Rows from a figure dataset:
++++++++++++++++++++

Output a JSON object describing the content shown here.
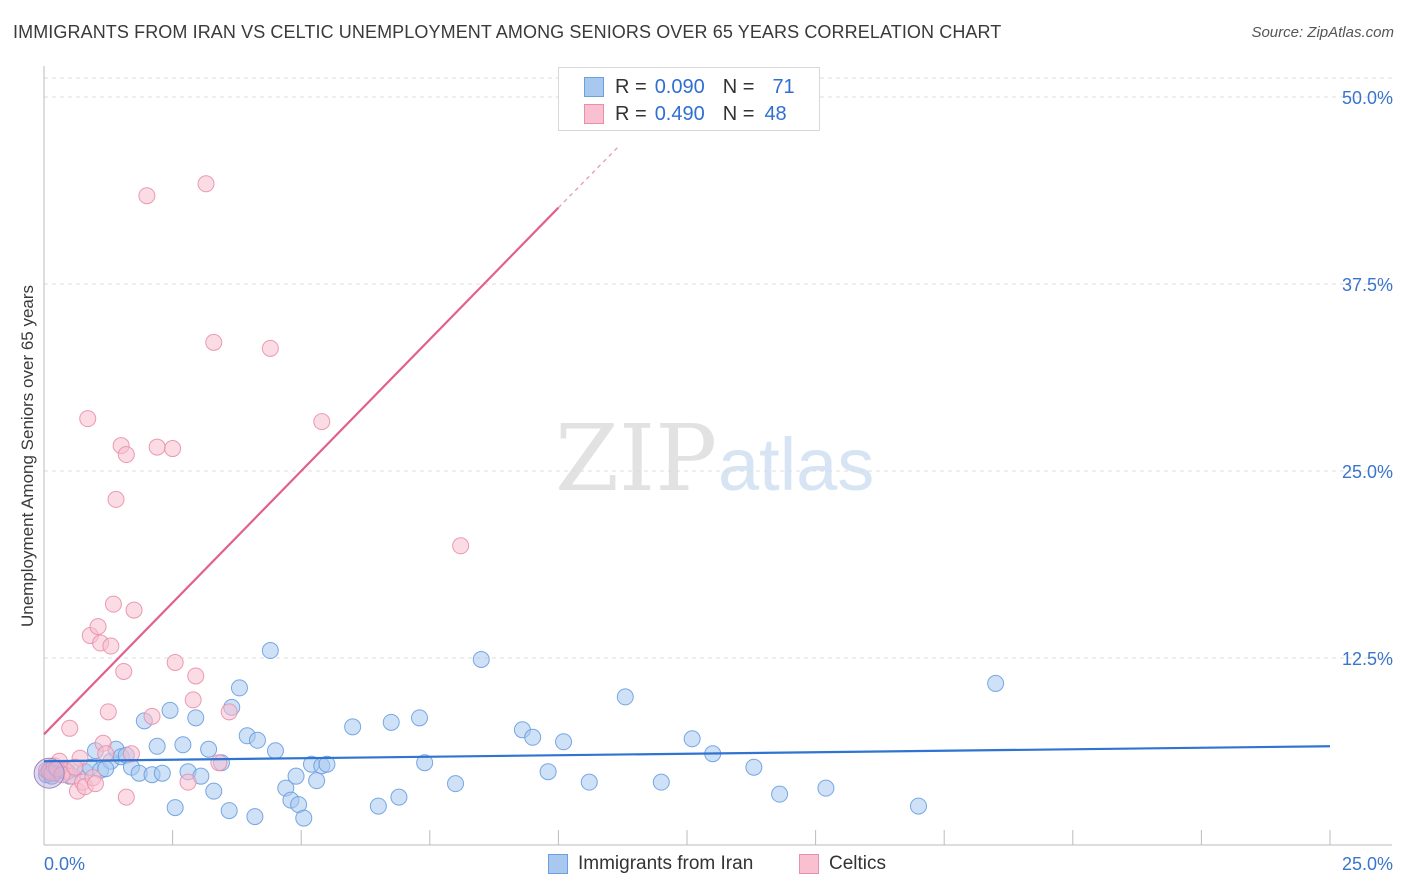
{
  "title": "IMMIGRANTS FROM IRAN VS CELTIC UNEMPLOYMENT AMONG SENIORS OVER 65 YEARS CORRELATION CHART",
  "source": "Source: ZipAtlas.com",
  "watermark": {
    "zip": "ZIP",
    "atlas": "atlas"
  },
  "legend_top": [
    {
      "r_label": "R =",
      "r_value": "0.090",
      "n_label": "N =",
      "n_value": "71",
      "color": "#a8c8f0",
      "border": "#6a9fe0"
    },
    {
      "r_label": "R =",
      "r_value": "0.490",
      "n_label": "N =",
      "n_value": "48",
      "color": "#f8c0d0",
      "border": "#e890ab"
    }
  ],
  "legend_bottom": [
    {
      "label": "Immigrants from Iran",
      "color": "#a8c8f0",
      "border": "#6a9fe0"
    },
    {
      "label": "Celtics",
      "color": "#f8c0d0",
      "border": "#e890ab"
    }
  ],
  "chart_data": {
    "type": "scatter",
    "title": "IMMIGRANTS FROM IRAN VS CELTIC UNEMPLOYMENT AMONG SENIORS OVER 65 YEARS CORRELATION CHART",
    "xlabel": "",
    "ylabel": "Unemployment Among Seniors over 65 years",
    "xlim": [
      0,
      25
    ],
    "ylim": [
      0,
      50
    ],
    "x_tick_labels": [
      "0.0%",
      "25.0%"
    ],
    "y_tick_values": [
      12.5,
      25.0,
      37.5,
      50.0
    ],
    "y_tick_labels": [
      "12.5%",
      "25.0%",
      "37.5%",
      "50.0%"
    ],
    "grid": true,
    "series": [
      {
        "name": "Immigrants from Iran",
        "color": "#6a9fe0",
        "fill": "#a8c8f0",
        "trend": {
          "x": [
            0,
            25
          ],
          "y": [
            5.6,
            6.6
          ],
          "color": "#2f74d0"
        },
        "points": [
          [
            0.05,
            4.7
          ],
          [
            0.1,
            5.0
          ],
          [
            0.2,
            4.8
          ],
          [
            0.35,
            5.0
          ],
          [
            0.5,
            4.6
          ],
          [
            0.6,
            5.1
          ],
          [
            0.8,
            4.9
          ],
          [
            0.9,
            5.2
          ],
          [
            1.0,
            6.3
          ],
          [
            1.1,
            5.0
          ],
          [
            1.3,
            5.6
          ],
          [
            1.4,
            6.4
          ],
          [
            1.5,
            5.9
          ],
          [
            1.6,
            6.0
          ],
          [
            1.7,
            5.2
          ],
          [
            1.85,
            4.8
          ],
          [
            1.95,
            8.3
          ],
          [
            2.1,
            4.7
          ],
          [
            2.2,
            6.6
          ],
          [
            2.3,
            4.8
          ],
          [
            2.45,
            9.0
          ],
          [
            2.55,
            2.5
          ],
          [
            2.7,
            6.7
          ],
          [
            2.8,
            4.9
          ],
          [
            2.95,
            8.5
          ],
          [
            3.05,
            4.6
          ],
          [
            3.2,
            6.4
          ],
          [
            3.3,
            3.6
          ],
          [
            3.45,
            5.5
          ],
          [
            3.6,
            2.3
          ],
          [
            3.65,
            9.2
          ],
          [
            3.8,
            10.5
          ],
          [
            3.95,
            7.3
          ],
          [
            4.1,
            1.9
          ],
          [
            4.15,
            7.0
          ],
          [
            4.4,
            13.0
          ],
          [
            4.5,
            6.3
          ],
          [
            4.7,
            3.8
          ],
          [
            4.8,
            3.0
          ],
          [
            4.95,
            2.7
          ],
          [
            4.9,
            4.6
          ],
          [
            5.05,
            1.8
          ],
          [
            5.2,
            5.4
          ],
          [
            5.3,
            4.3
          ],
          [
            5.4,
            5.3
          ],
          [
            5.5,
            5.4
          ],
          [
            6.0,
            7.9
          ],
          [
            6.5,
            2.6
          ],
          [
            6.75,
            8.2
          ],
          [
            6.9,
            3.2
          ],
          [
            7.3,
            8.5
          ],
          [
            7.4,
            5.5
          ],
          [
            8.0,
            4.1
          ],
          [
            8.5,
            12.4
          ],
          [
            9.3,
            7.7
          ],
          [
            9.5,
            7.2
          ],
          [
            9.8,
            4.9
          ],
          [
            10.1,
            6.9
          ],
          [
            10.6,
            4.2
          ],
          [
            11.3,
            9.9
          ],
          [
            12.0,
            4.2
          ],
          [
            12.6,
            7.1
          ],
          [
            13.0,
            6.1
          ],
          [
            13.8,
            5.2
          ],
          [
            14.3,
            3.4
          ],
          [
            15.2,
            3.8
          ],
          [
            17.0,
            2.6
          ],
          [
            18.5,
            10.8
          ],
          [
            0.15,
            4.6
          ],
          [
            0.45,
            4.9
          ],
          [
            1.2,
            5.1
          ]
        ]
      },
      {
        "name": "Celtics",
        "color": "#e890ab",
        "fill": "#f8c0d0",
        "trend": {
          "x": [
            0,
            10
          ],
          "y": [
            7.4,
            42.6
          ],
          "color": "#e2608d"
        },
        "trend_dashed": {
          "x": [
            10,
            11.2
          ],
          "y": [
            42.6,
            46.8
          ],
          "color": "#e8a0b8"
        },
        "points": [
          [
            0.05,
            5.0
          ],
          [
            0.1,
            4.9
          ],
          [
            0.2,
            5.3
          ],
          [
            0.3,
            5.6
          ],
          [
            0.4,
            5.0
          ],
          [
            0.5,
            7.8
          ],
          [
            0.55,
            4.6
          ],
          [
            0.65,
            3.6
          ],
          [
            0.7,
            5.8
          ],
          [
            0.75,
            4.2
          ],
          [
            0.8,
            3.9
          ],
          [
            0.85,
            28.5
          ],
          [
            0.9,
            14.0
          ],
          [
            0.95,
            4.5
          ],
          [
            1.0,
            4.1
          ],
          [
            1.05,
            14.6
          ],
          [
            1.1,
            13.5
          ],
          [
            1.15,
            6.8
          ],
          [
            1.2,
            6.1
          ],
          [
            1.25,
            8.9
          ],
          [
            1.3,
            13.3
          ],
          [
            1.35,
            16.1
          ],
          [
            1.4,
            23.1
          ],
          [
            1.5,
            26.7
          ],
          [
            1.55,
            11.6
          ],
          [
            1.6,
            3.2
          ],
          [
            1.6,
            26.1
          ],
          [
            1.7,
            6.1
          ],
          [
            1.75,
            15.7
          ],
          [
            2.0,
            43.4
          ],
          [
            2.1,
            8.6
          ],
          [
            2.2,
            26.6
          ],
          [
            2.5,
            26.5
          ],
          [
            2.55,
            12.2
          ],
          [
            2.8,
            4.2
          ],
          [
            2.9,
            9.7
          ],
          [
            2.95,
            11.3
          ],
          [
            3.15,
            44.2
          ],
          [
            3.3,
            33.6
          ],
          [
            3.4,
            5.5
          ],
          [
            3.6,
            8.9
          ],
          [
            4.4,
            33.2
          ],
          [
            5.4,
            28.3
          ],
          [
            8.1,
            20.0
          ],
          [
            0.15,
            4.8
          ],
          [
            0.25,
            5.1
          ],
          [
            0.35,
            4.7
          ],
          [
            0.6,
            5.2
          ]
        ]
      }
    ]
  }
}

++++++++++++++++++++

**WORK REQUIRED**
Make an exact copy of the data above, pictures excluded.

**FULL SOLUTION**
Output a JSON object describing the content shown here.
{
  "title": "IMMIGRANTS FROM IRAN VS CELTIC UNEMPLOYMENT AMONG SENIORS OVER 65 YEARS CORRELATION CHART",
  "source": "Source: ZipAtlas.com",
  "watermark": {
    "zip": "ZIP",
    "atlas": "atlas"
  },
  "legend_top": [
    {
      "r_label": "R =",
      "r_value": "0.090",
      "n_label": "N =",
      "n_value": "71",
      "color": "#a8c8f0",
      "border": "#6a9fe0"
    },
    {
      "r_label": "R =",
      "r_value": "0.490",
      "n_label": "N =",
      "n_value": "48",
      "color": "#f8c0d0",
      "border": "#e890ab"
    }
  ],
  "legend_bottom": [
    {
      "label": "Immigrants from Iran",
      "color": "#a8c8f0",
      "border": "#6a9fe0"
    },
    {
      "label": "Celtics",
      "color": "#f8c0d0",
      "border": "#e890ab"
    }
  ],
  "chart_data": {
    "type": "scatter",
    "title": "IMMIGRANTS FROM IRAN VS CELTIC UNEMPLOYMENT AMONG SENIORS OVER 65 YEARS CORRELATION CHART",
    "xlabel": "",
    "ylabel": "Unemployment Among Seniors over 65 years",
    "xlim": [
      0,
      25
    ],
    "ylim": [
      0,
      50
    ],
    "x_tick_labels": [
      "0.0%",
      "25.0%"
    ],
    "y_tick_values": [
      12.5,
      25.0,
      37.5,
      50.0
    ],
    "y_tick_labels": [
      "12.5%",
      "25.0%",
      "37.5%",
      "50.0%"
    ],
    "grid": true,
    "series": [
      {
        "name": "Immigrants from Iran",
        "color": "#6a9fe0",
        "fill": "#a8c8f0",
        "trend": {
          "x": [
            0,
            25
          ],
          "y": [
            5.6,
            6.6
          ],
          "color": "#2f74d0"
        },
        "points": [
          [
            0.05,
            4.7
          ],
          [
            0.1,
            5.0
          ],
          [
            0.2,
            4.8
          ],
          [
            0.35,
            5.0
          ],
          [
            0.5,
            4.6
          ],
          [
            0.6,
            5.1
          ],
          [
            0.8,
            4.9
          ],
          [
            0.9,
            5.2
          ],
          [
            1.0,
            6.3
          ],
          [
            1.1,
            5.0
          ],
          [
            1.3,
            5.6
          ],
          [
            1.4,
            6.4
          ],
          [
            1.5,
            5.9
          ],
          [
            1.6,
            6.0
          ],
          [
            1.7,
            5.2
          ],
          [
            1.85,
            4.8
          ],
          [
            1.95,
            8.3
          ],
          [
            2.1,
            4.7
          ],
          [
            2.2,
            6.6
          ],
          [
            2.3,
            4.8
          ],
          [
            2.45,
            9.0
          ],
          [
            2.55,
            2.5
          ],
          [
            2.7,
            6.7
          ],
          [
            2.8,
            4.9
          ],
          [
            2.95,
            8.5
          ],
          [
            3.05,
            4.6
          ],
          [
            3.2,
            6.4
          ],
          [
            3.3,
            3.6
          ],
          [
            3.45,
            5.5
          ],
          [
            3.6,
            2.3
          ],
          [
            3.65,
            9.2
          ],
          [
            3.8,
            10.5
          ],
          [
            3.95,
            7.3
          ],
          [
            4.1,
            1.9
          ],
          [
            4.15,
            7.0
          ],
          [
            4.4,
            13.0
          ],
          [
            4.5,
            6.3
          ],
          [
            4.7,
            3.8
          ],
          [
            4.8,
            3.0
          ],
          [
            4.95,
            2.7
          ],
          [
            4.9,
            4.6
          ],
          [
            5.05,
            1.8
          ],
          [
            5.2,
            5.4
          ],
          [
            5.3,
            4.3
          ],
          [
            5.4,
            5.3
          ],
          [
            5.5,
            5.4
          ],
          [
            6.0,
            7.9
          ],
          [
            6.5,
            2.6
          ],
          [
            6.75,
            8.2
          ],
          [
            6.9,
            3.2
          ],
          [
            7.3,
            8.5
          ],
          [
            7.4,
            5.5
          ],
          [
            8.0,
            4.1
          ],
          [
            8.5,
            12.4
          ],
          [
            9.3,
            7.7
          ],
          [
            9.5,
            7.2
          ],
          [
            9.8,
            4.9
          ],
          [
            10.1,
            6.9
          ],
          [
            10.6,
            4.2
          ],
          [
            11.3,
            9.9
          ],
          [
            12.0,
            4.2
          ],
          [
            12.6,
            7.1
          ],
          [
            13.0,
            6.1
          ],
          [
            13.8,
            5.2
          ],
          [
            14.3,
            3.4
          ],
          [
            15.2,
            3.8
          ],
          [
            17.0,
            2.6
          ],
          [
            18.5,
            10.8
          ],
          [
            0.15,
            4.6
          ],
          [
            0.45,
            4.9
          ],
          [
            1.2,
            5.1
          ]
        ]
      },
      {
        "name": "Celtics",
        "color": "#e890ab",
        "fill": "#f8c0d0",
        "trend": {
          "x": [
            0,
            10
          ],
          "y": [
            7.4,
            42.6
          ],
          "color": "#e2608d"
        },
        "trend_dashed": {
          "x": [
            10,
            11.2
          ],
          "y": [
            42.6,
            46.8
          ],
          "color": "#e8a0b8"
        },
        "points": [
          [
            0.05,
            5.0
          ],
          [
            0.1,
            4.9
          ],
          [
            0.2,
            5.3
          ],
          [
            0.3,
            5.6
          ],
          [
            0.4,
            5.0
          ],
          [
            0.5,
            7.8
          ],
          [
            0.55,
            4.6
          ],
          [
            0.65,
            3.6
          ],
          [
            0.7,
            5.8
          ],
          [
            0.75,
            4.2
          ],
          [
            0.8,
            3.9
          ],
          [
            0.85,
            28.5
          ],
          [
            0.9,
            14.0
          ],
          [
            0.95,
            4.5
          ],
          [
            1.0,
            4.1
          ],
          [
            1.05,
            14.6
          ],
          [
            1.1,
            13.5
          ],
          [
            1.15,
            6.8
          ],
          [
            1.2,
            6.1
          ],
          [
            1.25,
            8.9
          ],
          [
            1.3,
            13.3
          ],
          [
            1.35,
            16.1
          ],
          [
            1.4,
            23.1
          ],
          [
            1.5,
            26.7
          ],
          [
            1.55,
            11.6
          ],
          [
            1.6,
            3.2
          ],
          [
            1.6,
            26.1
          ],
          [
            1.7,
            6.1
          ],
          [
            1.75,
            15.7
          ],
          [
            2.0,
            43.4
          ],
          [
            2.1,
            8.6
          ],
          [
            2.2,
            26.6
          ],
          [
            2.5,
            26.5
          ],
          [
            2.55,
            12.2
          ],
          [
            2.8,
            4.2
          ],
          [
            2.9,
            9.7
          ],
          [
            2.95,
            11.3
          ],
          [
            3.15,
            44.2
          ],
          [
            3.3,
            33.6
          ],
          [
            3.4,
            5.5
          ],
          [
            3.6,
            8.9
          ],
          [
            4.4,
            33.2
          ],
          [
            5.4,
            28.3
          ],
          [
            8.1,
            20.0
          ],
          [
            0.15,
            4.8
          ],
          [
            0.25,
            5.1
          ],
          [
            0.35,
            4.7
          ],
          [
            0.6,
            5.2
          ]
        ]
      }
    ]
  }
}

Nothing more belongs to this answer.